▸ **Task data**
────────

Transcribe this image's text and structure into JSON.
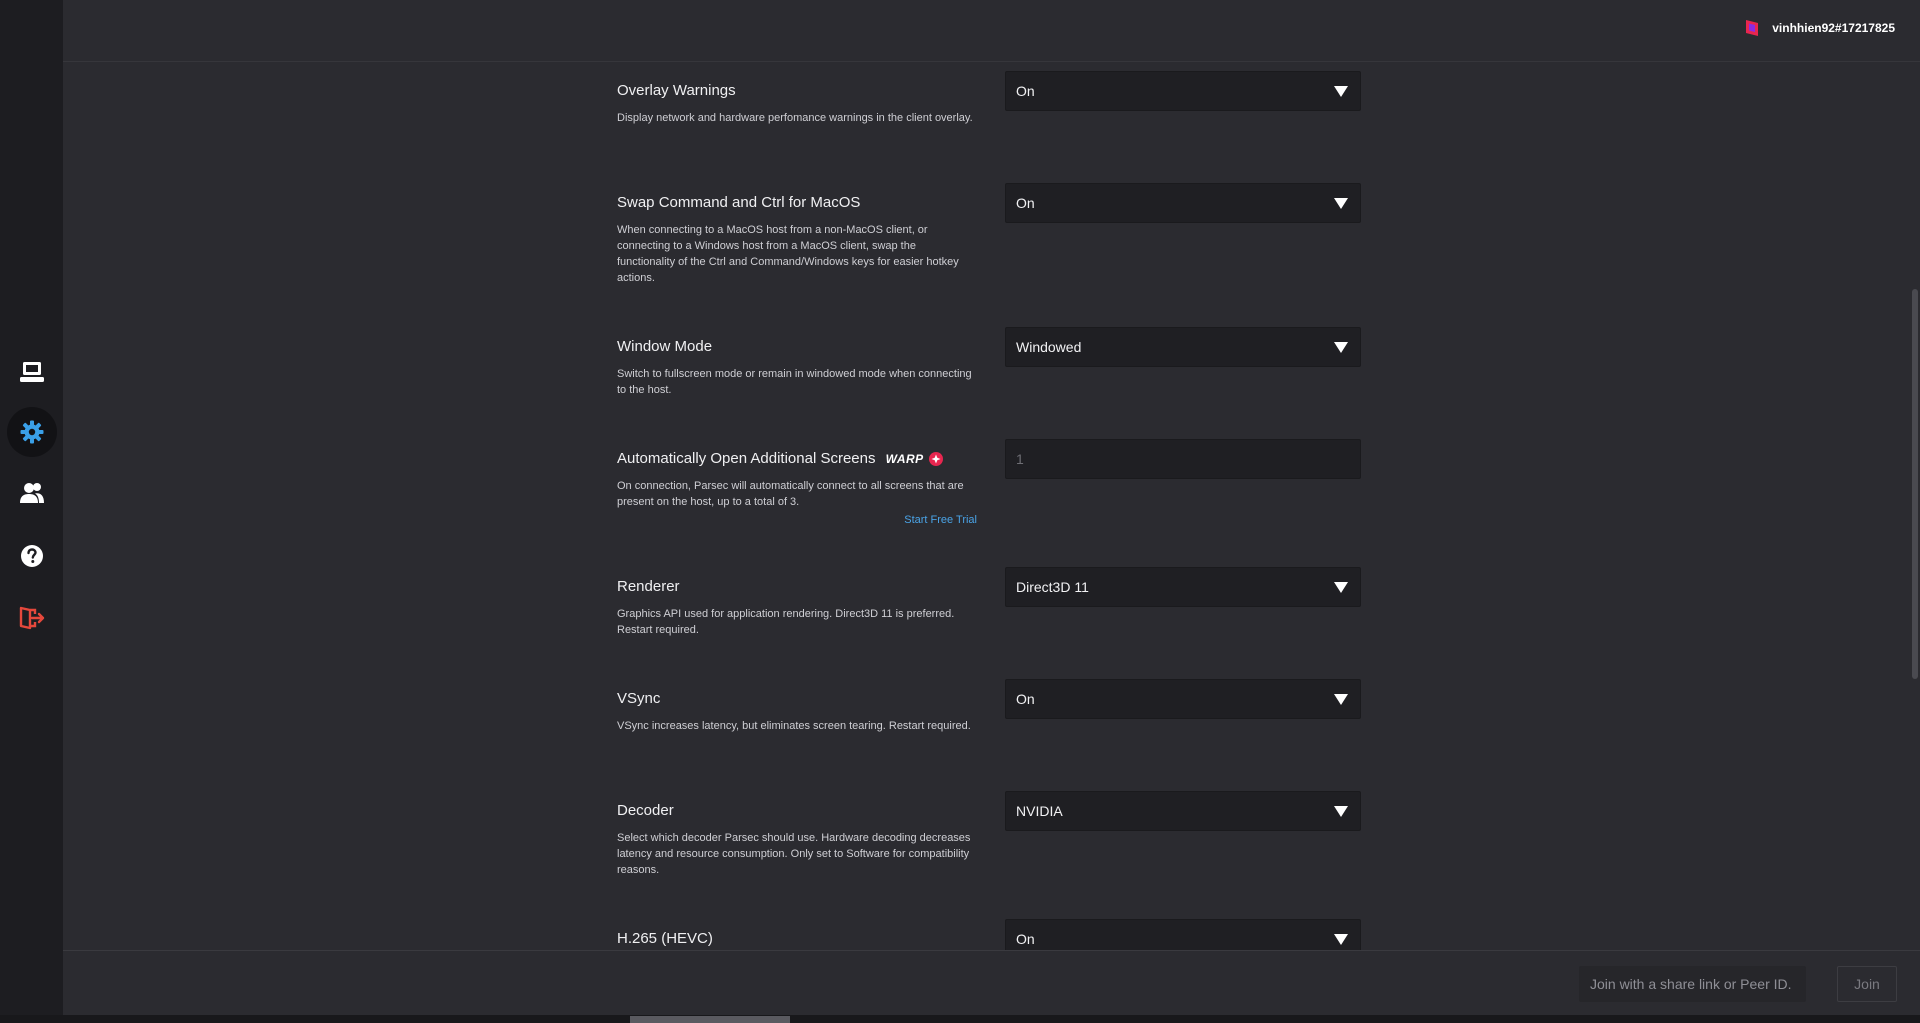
{
  "user": {
    "name": "vinhhien92#17217825"
  },
  "sidebar": {
    "items": [
      {
        "icon": "computer-icon",
        "active": false
      },
      {
        "icon": "gear-icon",
        "active": true
      },
      {
        "icon": "friends-icon",
        "active": false
      },
      {
        "icon": "help-icon",
        "active": false
      },
      {
        "icon": "logout-icon",
        "active": false
      }
    ]
  },
  "settings": [
    {
      "title": "Overlay Warnings",
      "description": "Display network and hardware perfomance warnings in the client overlay.",
      "value": "On"
    },
    {
      "title": "Swap Command and Ctrl for MacOS",
      "description": "When connecting to a MacOS host from a non-MacOS client, or connecting to a Windows host from a MacOS client, swap the functionality of the Ctrl and Command/Windows keys for easier hotkey actions.",
      "value": "On"
    },
    {
      "title": "Window Mode",
      "description": "Switch to fullscreen mode or remain in windowed mode when connecting to the host.",
      "value": "Windowed"
    },
    {
      "title": "Automatically Open Additional Screens",
      "badge": "WARP",
      "description": "On connection, Parsec will automatically connect to all screens that are present on the host, up to a total of 3.",
      "link": "Start Free Trial",
      "value": "1"
    },
    {
      "title": "Renderer",
      "description": "Graphics API used for application rendering. Direct3D 11 is preferred. Restart required.",
      "value": "Direct3D 11"
    },
    {
      "title": "VSync",
      "description": "VSync increases latency, but eliminates screen tearing. Restart required.",
      "value": "On"
    },
    {
      "title": "Decoder",
      "description": "Select which decoder Parsec should use. Hardware decoding decreases latency and resource consumption. Only set to Software for compatibility reasons.",
      "value": "NVIDIA"
    },
    {
      "title": "H.265 (HEVC)",
      "value": "On"
    }
  ],
  "bottom": {
    "join_placeholder": "Join with a share link or Peer ID.",
    "join_label": "Join"
  },
  "colors": {
    "accent": "#4aa3e6",
    "logout": "#e5483c",
    "warp": "#e8264f"
  }
}
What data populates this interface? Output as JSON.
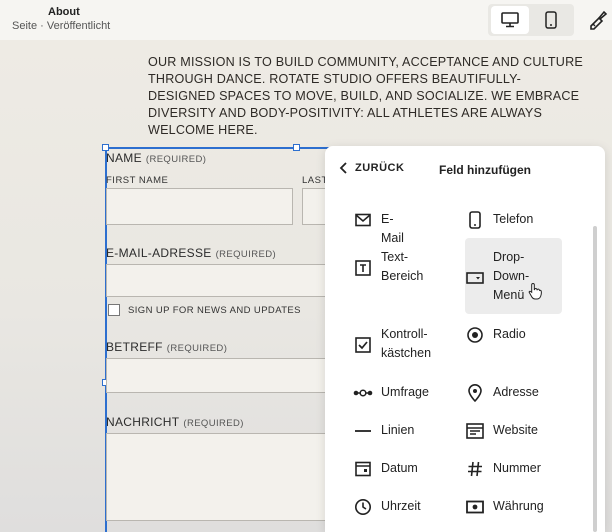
{
  "topbar": {
    "title": "About",
    "subtitle": "Seite · Veröffentlicht",
    "view_desktop": "desktop-icon",
    "view_mobile": "mobile-icon",
    "design_tool": "paintbrush-icon"
  },
  "mission": "OUR MISSION IS TO BUILD COMMUNITY, ACCEPTANCE AND CULTURE THROUGH DANCE. ROTATE STUDIO OFFERS BEAUTIFULLY-DESIGNED SPACES TO MOVE, BUILD, AND SOCIALIZE. WE EMBRACE DIVERSITY AND BODY-POSITIVITY: ALL ATHLETES ARE ALWAYS WELCOME HERE.",
  "form": {
    "name_label": "NAME",
    "name_required": "(REQUIRED)",
    "first_name": "FIRST NAME",
    "last_name": "LAST",
    "email_label": "E-MAIL-ADRESSE",
    "email_required": "(REQUIRED)",
    "newsletter": "SIGN UP FOR NEWS AND UPDATES",
    "subject_label": "BETREFF",
    "subject_required": "(REQUIRED)",
    "message_label": "NACHRICHT",
    "message_required": "(REQUIRED)"
  },
  "panel": {
    "back": "ZURÜCK",
    "title": "Feld hinzufügen",
    "items": [
      {
        "label": "E-Mail",
        "icon": "mail-icon"
      },
      {
        "label": "Telefon",
        "icon": "phone-icon"
      },
      {
        "label": "Text-\nBereich",
        "icon": "textarea-icon"
      },
      {
        "label": "Drop-\nDown-\nMenü",
        "icon": "dropdown-icon"
      },
      {
        "label": "Kontroll-\nkästchen",
        "icon": "checkbox-icon"
      },
      {
        "label": "Radio",
        "icon": "radio-icon"
      },
      {
        "label": "Umfrage",
        "icon": "survey-icon"
      },
      {
        "label": "Adresse",
        "icon": "location-pin-icon"
      },
      {
        "label": "Linien",
        "icon": "line-icon"
      },
      {
        "label": "Website",
        "icon": "website-icon"
      },
      {
        "label": "Datum",
        "icon": "calendar-icon"
      },
      {
        "label": "Nummer",
        "icon": "hash-icon"
      },
      {
        "label": "Uhrzeit",
        "icon": "clock-icon"
      },
      {
        "label": "Währung",
        "icon": "currency-icon"
      }
    ]
  }
}
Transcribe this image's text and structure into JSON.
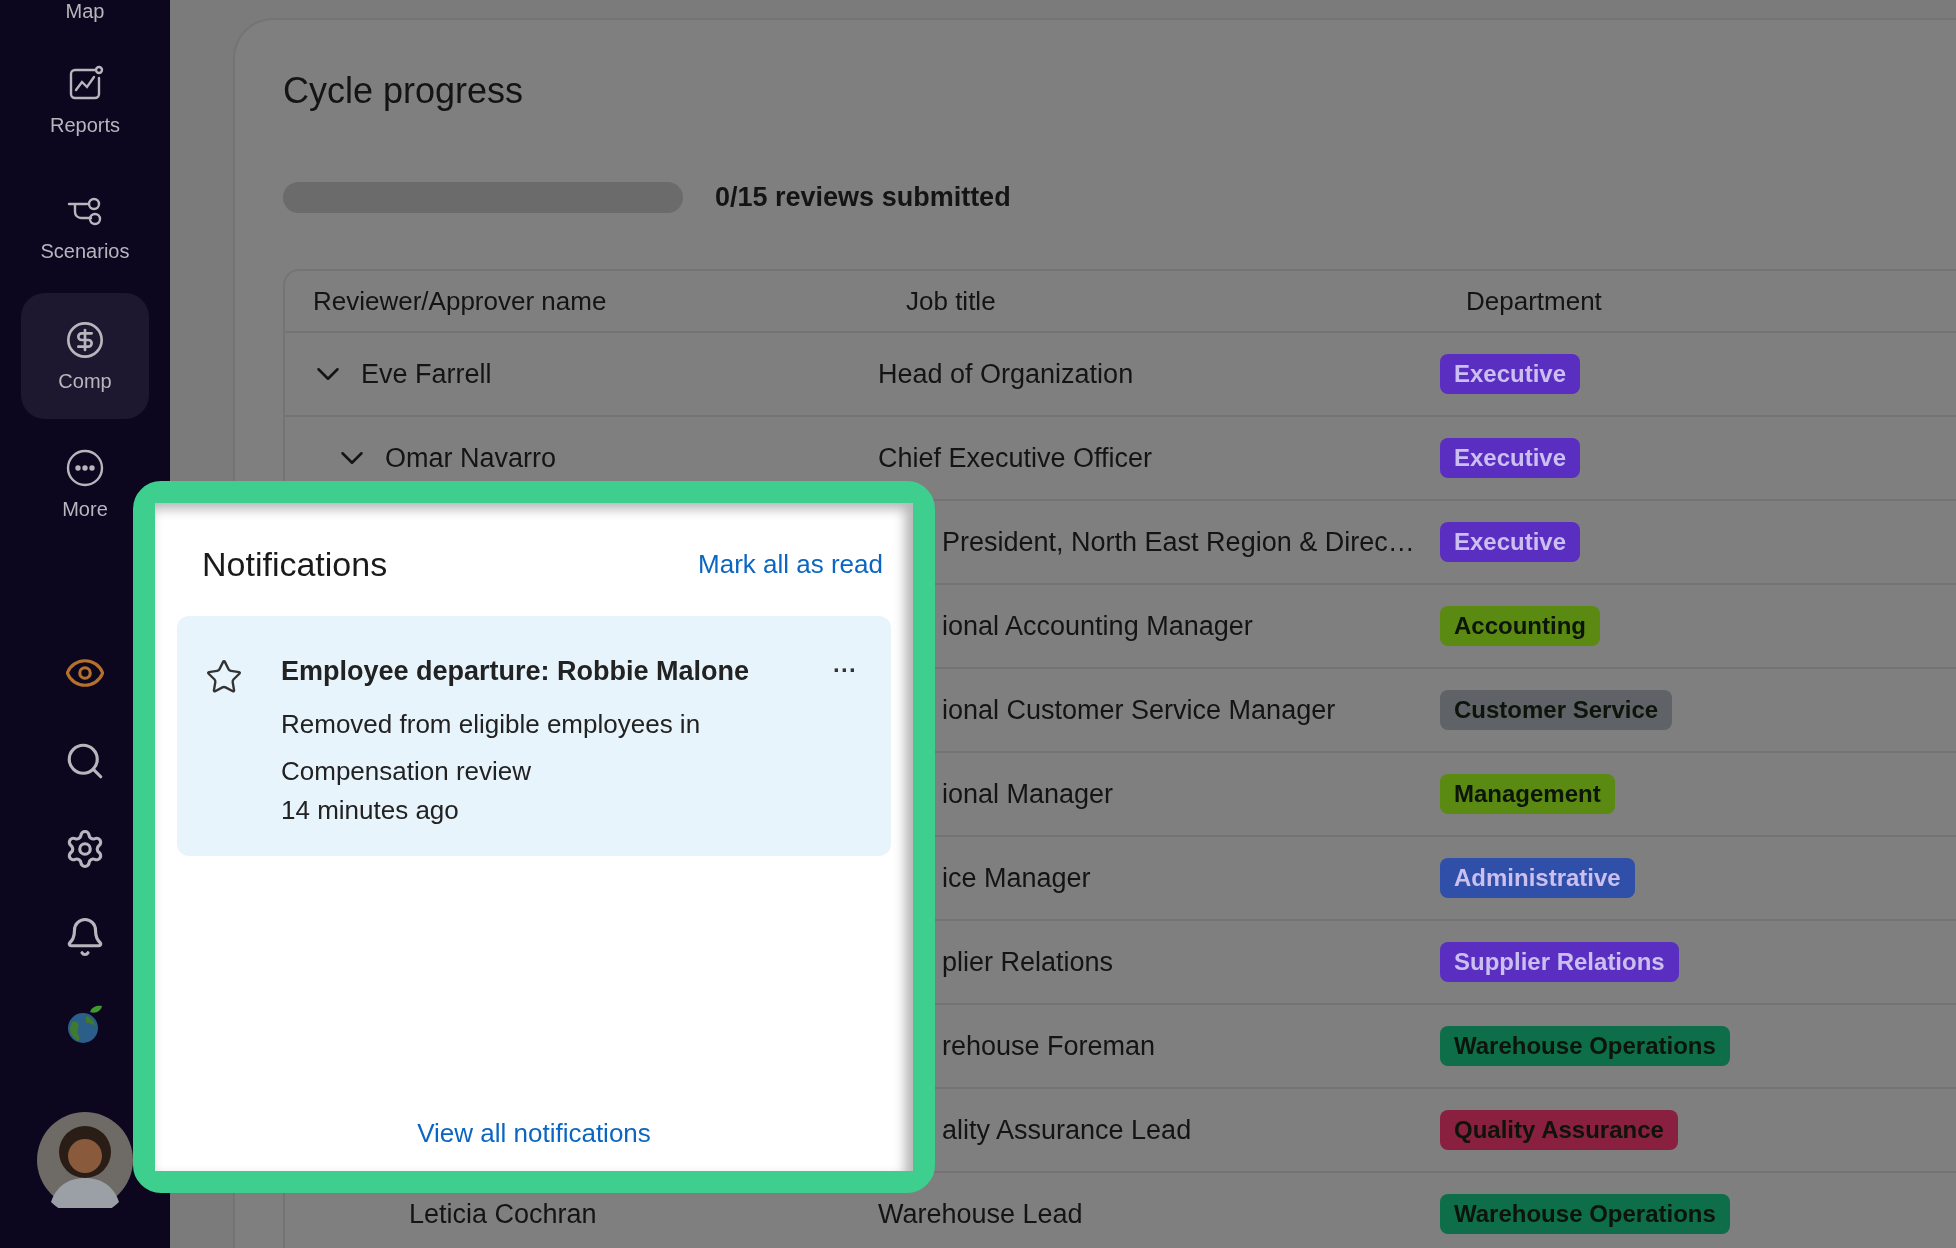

────────

▸ **Task to complete**
What is the number of lines in the data holding the word "host"? Reply with that number only.

▸ **Result of the exercise**
3